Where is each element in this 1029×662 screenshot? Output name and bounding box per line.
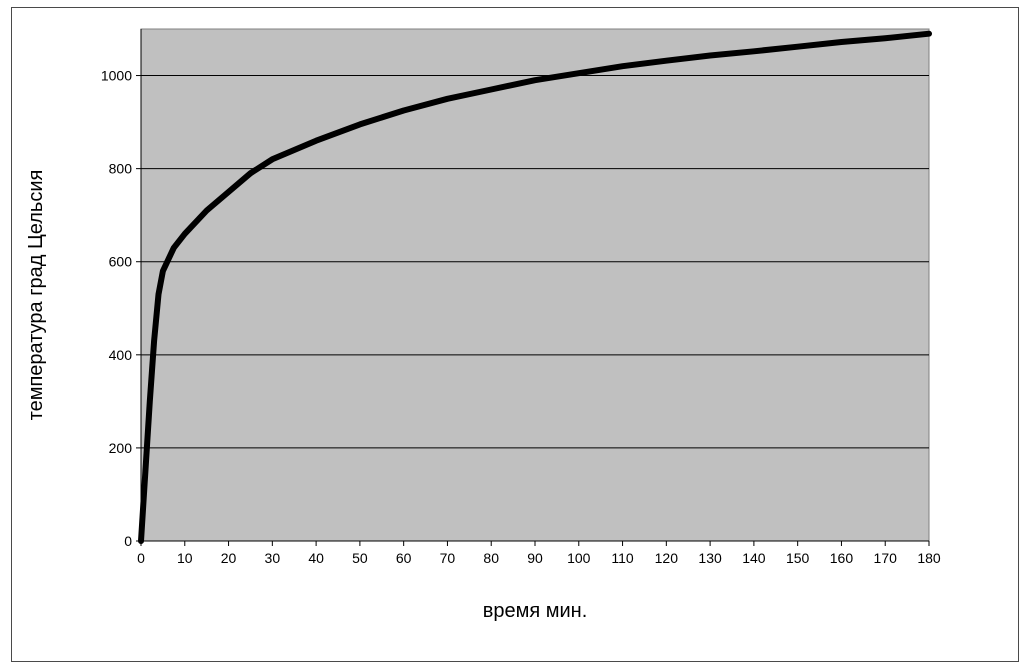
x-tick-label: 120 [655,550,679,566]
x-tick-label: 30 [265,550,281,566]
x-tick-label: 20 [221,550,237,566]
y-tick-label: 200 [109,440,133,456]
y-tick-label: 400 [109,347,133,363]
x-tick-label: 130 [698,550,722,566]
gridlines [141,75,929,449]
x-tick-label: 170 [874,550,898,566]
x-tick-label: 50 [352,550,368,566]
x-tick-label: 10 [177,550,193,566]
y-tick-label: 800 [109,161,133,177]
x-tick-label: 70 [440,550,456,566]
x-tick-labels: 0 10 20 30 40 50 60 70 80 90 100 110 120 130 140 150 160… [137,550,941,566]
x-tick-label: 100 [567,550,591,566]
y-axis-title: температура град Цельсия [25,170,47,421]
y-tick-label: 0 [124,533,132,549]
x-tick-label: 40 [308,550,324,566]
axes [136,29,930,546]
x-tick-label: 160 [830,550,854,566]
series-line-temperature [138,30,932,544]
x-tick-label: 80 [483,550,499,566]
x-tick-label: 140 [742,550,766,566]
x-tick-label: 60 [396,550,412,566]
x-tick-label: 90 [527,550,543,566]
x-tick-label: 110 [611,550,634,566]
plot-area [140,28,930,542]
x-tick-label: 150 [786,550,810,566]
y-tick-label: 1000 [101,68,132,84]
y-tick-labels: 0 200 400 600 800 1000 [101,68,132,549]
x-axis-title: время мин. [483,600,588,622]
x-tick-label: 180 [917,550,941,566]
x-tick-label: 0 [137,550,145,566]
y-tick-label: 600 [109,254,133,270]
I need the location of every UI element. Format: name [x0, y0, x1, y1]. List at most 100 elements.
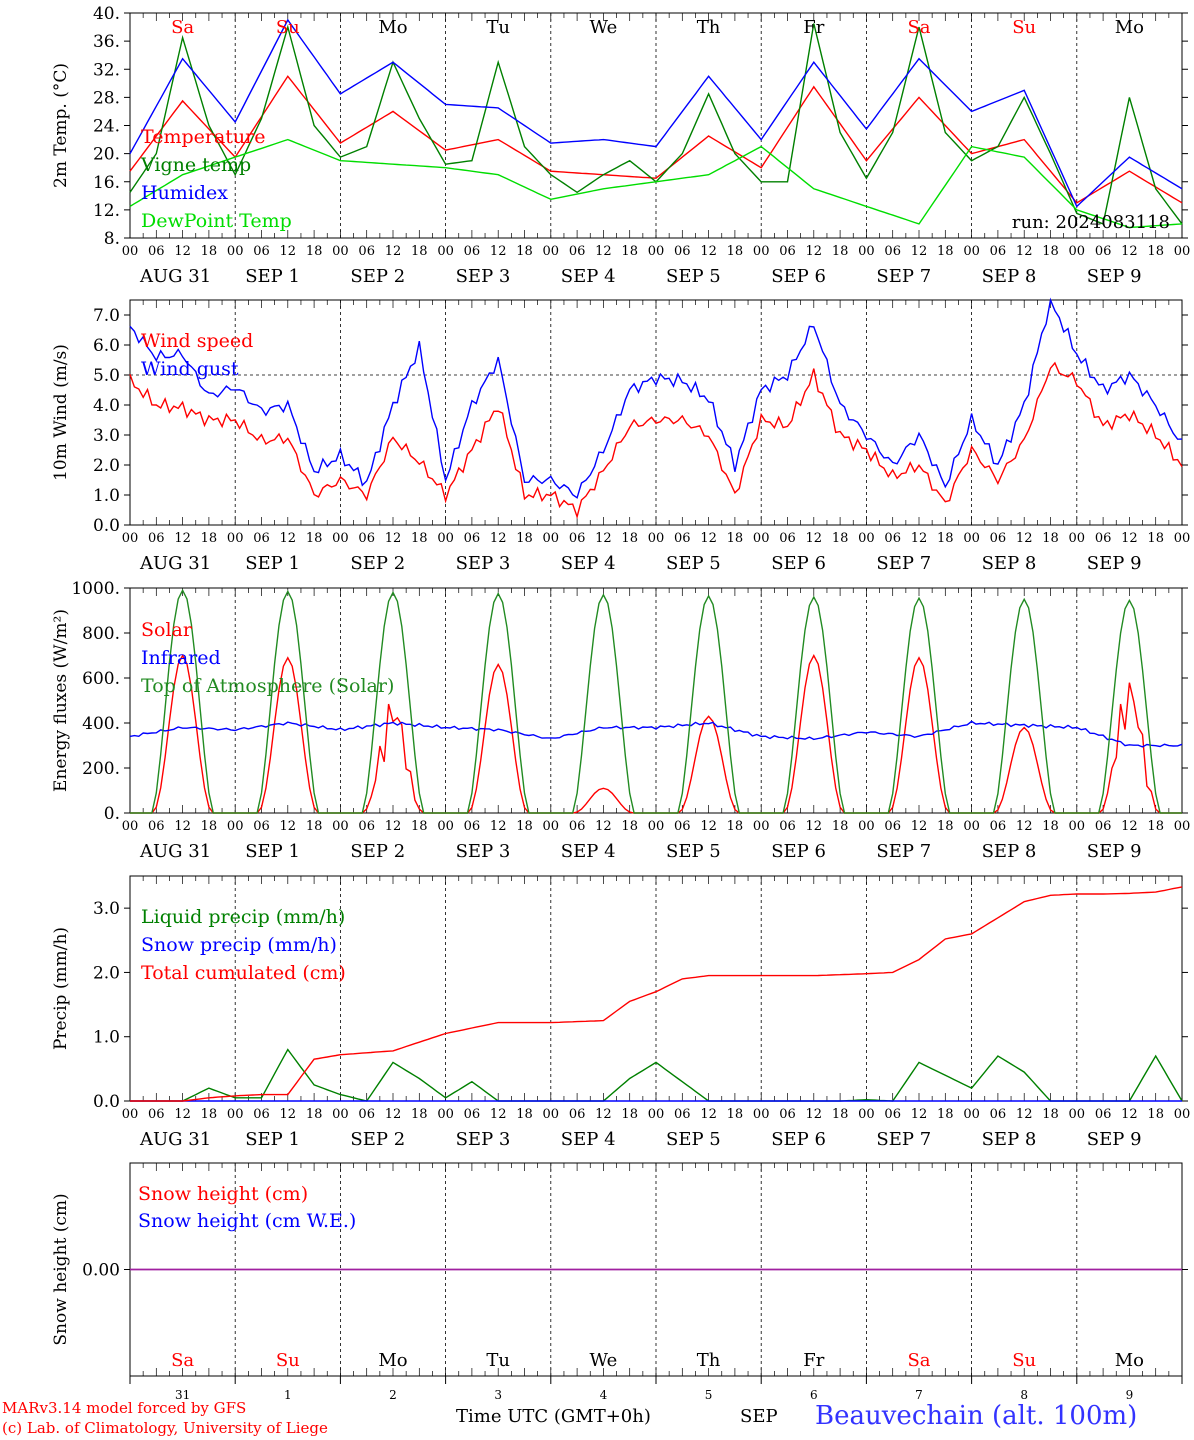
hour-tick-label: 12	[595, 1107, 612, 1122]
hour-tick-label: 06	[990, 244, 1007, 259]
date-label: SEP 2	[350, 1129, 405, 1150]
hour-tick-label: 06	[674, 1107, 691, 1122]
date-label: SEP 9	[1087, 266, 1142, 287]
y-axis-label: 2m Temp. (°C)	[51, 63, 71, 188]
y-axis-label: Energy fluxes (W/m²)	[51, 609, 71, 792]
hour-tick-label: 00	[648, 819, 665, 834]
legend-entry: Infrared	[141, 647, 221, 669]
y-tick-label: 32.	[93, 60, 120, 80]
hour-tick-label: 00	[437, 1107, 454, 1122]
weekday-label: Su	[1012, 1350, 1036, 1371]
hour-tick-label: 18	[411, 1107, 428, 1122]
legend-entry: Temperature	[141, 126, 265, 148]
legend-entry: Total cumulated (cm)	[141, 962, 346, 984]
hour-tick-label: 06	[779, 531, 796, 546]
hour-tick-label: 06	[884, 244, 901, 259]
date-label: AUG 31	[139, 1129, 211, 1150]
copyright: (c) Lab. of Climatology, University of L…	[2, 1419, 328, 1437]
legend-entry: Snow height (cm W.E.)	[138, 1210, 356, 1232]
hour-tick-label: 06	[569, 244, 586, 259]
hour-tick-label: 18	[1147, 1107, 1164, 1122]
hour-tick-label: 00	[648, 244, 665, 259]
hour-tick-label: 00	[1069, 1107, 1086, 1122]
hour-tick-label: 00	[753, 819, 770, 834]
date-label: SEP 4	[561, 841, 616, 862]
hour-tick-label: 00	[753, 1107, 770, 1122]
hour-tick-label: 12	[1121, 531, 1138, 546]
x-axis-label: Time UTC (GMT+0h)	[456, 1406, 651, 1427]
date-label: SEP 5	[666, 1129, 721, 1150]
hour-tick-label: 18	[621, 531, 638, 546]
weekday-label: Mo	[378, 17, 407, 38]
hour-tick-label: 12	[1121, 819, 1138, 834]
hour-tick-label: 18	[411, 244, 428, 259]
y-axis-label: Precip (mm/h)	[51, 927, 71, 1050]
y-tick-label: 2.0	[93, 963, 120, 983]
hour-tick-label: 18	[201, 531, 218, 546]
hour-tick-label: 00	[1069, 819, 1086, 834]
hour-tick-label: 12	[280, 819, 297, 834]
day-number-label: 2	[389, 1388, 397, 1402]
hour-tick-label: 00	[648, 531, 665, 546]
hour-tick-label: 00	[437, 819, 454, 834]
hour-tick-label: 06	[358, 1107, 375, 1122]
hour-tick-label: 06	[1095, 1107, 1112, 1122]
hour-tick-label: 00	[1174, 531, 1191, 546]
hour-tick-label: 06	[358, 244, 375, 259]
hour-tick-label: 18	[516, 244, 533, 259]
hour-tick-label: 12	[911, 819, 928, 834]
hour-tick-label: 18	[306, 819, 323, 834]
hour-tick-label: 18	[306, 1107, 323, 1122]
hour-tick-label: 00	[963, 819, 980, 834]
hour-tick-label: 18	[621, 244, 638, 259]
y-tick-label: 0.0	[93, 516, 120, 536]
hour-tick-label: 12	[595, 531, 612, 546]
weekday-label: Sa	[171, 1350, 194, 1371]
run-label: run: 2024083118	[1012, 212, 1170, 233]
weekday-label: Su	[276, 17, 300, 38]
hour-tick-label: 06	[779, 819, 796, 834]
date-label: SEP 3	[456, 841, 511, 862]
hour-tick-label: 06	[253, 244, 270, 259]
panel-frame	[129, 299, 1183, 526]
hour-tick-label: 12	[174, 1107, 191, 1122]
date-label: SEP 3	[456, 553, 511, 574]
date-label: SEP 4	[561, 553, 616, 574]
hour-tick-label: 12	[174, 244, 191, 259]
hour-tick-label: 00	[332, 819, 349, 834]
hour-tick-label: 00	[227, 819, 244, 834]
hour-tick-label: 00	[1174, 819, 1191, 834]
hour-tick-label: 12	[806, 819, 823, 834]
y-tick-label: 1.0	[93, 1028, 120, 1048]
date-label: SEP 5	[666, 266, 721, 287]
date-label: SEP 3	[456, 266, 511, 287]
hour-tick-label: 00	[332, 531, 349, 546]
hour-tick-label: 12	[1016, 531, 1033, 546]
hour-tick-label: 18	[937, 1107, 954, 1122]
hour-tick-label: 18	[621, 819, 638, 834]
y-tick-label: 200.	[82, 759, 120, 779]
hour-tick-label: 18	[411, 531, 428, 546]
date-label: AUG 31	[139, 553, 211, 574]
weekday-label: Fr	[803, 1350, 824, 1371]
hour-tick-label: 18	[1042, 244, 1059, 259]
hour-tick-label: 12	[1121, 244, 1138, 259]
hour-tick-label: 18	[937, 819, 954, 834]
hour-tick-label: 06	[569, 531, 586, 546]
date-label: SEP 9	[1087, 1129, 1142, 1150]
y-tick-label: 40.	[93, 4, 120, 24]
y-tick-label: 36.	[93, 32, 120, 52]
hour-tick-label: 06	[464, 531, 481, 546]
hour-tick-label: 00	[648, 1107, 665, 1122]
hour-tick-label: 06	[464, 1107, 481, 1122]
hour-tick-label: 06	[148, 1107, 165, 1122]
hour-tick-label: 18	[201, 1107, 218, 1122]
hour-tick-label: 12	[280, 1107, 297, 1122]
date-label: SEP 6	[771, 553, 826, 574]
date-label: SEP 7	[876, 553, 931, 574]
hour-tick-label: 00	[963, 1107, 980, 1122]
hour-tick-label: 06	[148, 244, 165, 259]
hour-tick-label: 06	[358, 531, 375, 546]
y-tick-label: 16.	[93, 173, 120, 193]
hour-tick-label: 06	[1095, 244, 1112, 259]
────
- _Required work_: Return every line of the entries above word for word, leaving out the pictures.

- _Written response_:
Where is each element in this 1029×662 screenshot? Output name and bounding box per line.
x-tick-label: 120 [655,550,679,566]
x-tick-label: 30 [265,550,281,566]
x-tick-label: 20 [221,550,237,566]
y-tick-label: 200 [109,440,133,456]
y-tick-label: 400 [109,347,133,363]
x-tick-label: 130 [698,550,722,566]
gridlines [141,75,929,449]
x-tick-label: 170 [874,550,898,566]
x-tick-label: 50 [352,550,368,566]
x-tick-label: 10 [177,550,193,566]
y-tick-label: 800 [109,161,133,177]
x-tick-label: 70 [440,550,456,566]
x-tick-labels: 0 10 20 30 40 50 60 70 80 90 100 110 120 130 140 150 160… [137,550,941,566]
x-tick-label: 100 [567,550,591,566]
y-axis-title: температура град Цельсия [25,170,47,421]
y-tick-label: 0 [124,533,132,549]
x-tick-label: 40 [308,550,324,566]
axes [136,29,930,546]
x-tick-label: 160 [830,550,854,566]
series-line-temperature [138,30,932,544]
x-tick-label: 80 [483,550,499,566]
x-tick-label: 140 [742,550,766,566]
x-tick-label: 60 [396,550,412,566]
x-tick-label: 90 [527,550,543,566]
x-tick-label: 110 [611,550,634,566]
plot-area [140,28,930,542]
x-tick-label: 150 [786,550,810,566]
y-tick-label: 1000 [101,68,132,84]
y-tick-labels: 0 200 400 600 800 1000 [101,68,132,549]
x-axis-title: время мин. [483,600,588,622]
x-tick-label: 180 [917,550,941,566]
x-tick-label: 0 [137,550,145,566]
y-tick-label: 600 [109,254,133,270]
I need the location of every UI element. Format: name [x0, y0, x1, y1]. List at most 100 elements.
hour-tick-label: 12	[595, 1107, 612, 1122]
hour-tick-label: 06	[990, 244, 1007, 259]
date-label: SEP 2	[350, 1129, 405, 1150]
hour-tick-label: 06	[674, 1107, 691, 1122]
date-label: SEP 9	[1087, 266, 1142, 287]
y-axis-label: 2m Temp. (°C)	[51, 63, 71, 188]
y-axis-label: Energy fluxes (W/m²)	[51, 609, 71, 792]
hour-tick-label: 00	[648, 819, 665, 834]
legend-entry: Infrared	[141, 647, 221, 669]
y-tick-label: 32.	[93, 60, 120, 80]
hour-tick-label: 00	[437, 1107, 454, 1122]
weekday-label: Su	[1012, 1350, 1036, 1371]
hour-tick-label: 18	[411, 1107, 428, 1122]
legend-entry: Temperature	[141, 126, 265, 148]
legend-entry: Total cumulated (cm)	[141, 962, 346, 984]
hour-tick-label: 06	[779, 531, 796, 546]
hour-tick-label: 06	[884, 244, 901, 259]
date-label: AUG 31	[139, 1129, 211, 1150]
copyright: (c) Lab. of Climatology, University of L…	[2, 1419, 328, 1437]
legend-entry: Snow height (cm W.E.)	[138, 1210, 356, 1232]
hour-tick-label: 06	[569, 244, 586, 259]
hour-tick-label: 18	[1147, 1107, 1164, 1122]
hour-tick-label: 00	[648, 244, 665, 259]
hour-tick-label: 00	[1069, 1107, 1086, 1122]
hour-tick-label: 00	[753, 819, 770, 834]
date-label: SEP 4	[561, 841, 616, 862]
hour-tick-label: 00	[753, 1107, 770, 1122]
hour-tick-label: 12	[1121, 531, 1138, 546]
x-axis-label: Time UTC (GMT+0h)	[456, 1406, 651, 1427]
date-label: SEP 5	[666, 1129, 721, 1150]
hour-tick-label: 18	[621, 531, 638, 546]
weekday-label: Mo	[378, 17, 407, 38]
hour-tick-label: 12	[1121, 819, 1138, 834]
hour-tick-label: 18	[411, 244, 428, 259]
y-axis-label: Precip (mm/h)	[51, 927, 71, 1050]
y-tick-label: 2.0	[93, 963, 120, 983]
hour-tick-label: 18	[201, 531, 218, 546]
hour-tick-label: 00	[1069, 819, 1086, 834]
hour-tick-label: 12	[280, 819, 297, 834]
day-number-label: 2	[389, 1388, 397, 1402]
hour-tick-label: 00	[648, 531, 665, 546]
hour-tick-label: 00	[437, 819, 454, 834]
hour-tick-label: 06	[358, 1107, 375, 1122]
hour-tick-label: 06	[1095, 1107, 1112, 1122]
hour-tick-label: 00	[1174, 531, 1191, 546]
hour-tick-label: 06	[358, 244, 375, 259]
hour-tick-label: 18	[516, 244, 533, 259]
hour-tick-label: 12	[911, 819, 928, 834]
hour-tick-label: 18	[306, 819, 323, 834]
hour-tick-label: 18	[306, 1107, 323, 1122]
hour-tick-label: 00	[963, 819, 980, 834]
hour-tick-label: 18	[621, 244, 638, 259]
y-tick-label: 0.0	[93, 516, 120, 536]
hour-tick-label: 12	[595, 531, 612, 546]
weekday-label: Sa	[171, 1350, 194, 1371]
run-label: run: 2024083118	[1012, 212, 1170, 233]
weekday-label: Su	[276, 17, 300, 38]
hour-tick-label: 06	[779, 819, 796, 834]
date-label: SEP 3	[456, 841, 511, 862]
hour-tick-label: 06	[253, 244, 270, 259]
panel-frame	[129, 299, 1183, 526]
hour-tick-label: 12	[174, 1107, 191, 1122]
date-label: SEP 3	[456, 553, 511, 574]
date-label: SEP 4	[561, 553, 616, 574]
hour-tick-label: 12	[174, 244, 191, 259]
hour-tick-label: 00	[332, 819, 349, 834]
hour-tick-label: 00	[227, 819, 244, 834]
hour-tick-label: 00	[1174, 819, 1191, 834]
hour-tick-label: 12	[806, 819, 823, 834]
y-tick-label: 1.0	[93, 1028, 120, 1048]
date-label: SEP 5	[666, 266, 721, 287]
date-label: SEP 3	[456, 266, 511, 287]
hour-tick-label: 00	[332, 531, 349, 546]
hour-tick-label: 12	[1016, 531, 1033, 546]
hour-tick-label: 18	[937, 1107, 954, 1122]
hour-tick-label: 18	[621, 819, 638, 834]
y-tick-label: 200.	[82, 759, 120, 779]
hour-tick-label: 18	[411, 531, 428, 546]
date-label: AUG 31	[139, 553, 211, 574]
weekday-label: Fr	[803, 1350, 824, 1371]
hour-tick-label: 18	[1042, 244, 1059, 259]
hour-tick-label: 12	[1121, 244, 1138, 259]
hour-tick-label: 18	[937, 819, 954, 834]
hour-tick-label: 06	[569, 531, 586, 546]
date-label: SEP 9	[1087, 1129, 1142, 1150]
y-tick-label: 40.	[93, 4, 120, 24]
y-tick-label: 36.	[93, 32, 120, 52]
hour-tick-label: 06	[464, 531, 481, 546]
hour-tick-label: 00	[648, 1107, 665, 1122]
hour-tick-label: 06	[464, 1107, 481, 1122]
hour-tick-label: 06	[148, 1107, 165, 1122]
hour-tick-label: 18	[201, 1107, 218, 1122]
hour-tick-label: 12	[280, 1107, 297, 1122]
date-label: SEP 6	[771, 553, 826, 574]
date-label: SEP 7	[876, 553, 931, 574]
hour-tick-label: 00	[963, 1107, 980, 1122]
hour-tick-label: 06	[148, 244, 165, 259]
hour-tick-label: 06	[358, 531, 375, 546]
y-tick-label: 16.	[93, 173, 120, 193]
hour-tick-label: 06	[1095, 244, 1112, 259]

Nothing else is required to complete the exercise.